_Problem_
Records follow. Pull out every line that contains "booked".

— START Recorded information —

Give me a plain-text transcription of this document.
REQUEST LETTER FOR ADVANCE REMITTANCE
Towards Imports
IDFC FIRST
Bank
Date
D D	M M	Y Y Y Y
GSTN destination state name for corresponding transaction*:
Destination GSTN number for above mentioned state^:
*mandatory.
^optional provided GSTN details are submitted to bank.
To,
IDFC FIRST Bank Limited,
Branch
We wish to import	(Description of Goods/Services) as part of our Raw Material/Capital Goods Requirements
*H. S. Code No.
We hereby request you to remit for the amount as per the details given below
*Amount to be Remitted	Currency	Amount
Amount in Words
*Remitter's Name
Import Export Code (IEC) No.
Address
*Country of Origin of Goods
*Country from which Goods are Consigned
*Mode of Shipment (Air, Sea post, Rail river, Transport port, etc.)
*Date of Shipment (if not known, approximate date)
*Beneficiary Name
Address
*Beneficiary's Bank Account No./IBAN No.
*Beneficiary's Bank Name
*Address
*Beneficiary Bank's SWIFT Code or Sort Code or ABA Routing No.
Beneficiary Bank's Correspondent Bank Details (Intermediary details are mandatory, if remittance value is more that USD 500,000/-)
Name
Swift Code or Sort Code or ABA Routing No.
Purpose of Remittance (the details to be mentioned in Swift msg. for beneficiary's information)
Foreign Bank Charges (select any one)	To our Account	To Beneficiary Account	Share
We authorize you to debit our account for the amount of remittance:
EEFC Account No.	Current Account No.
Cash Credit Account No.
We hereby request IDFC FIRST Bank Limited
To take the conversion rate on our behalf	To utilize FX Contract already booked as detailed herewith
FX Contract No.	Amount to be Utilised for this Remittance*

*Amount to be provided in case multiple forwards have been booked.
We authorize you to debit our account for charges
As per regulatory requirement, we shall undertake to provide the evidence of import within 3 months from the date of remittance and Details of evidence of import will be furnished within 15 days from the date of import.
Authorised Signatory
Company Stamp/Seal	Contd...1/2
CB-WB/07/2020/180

— END Recorded information —

_Finished answer_
To take the conversion rate on our behalf	To utilize FX Contract already booked as detailed herewith
*Amount to be provided in case multiple forwards have been booked.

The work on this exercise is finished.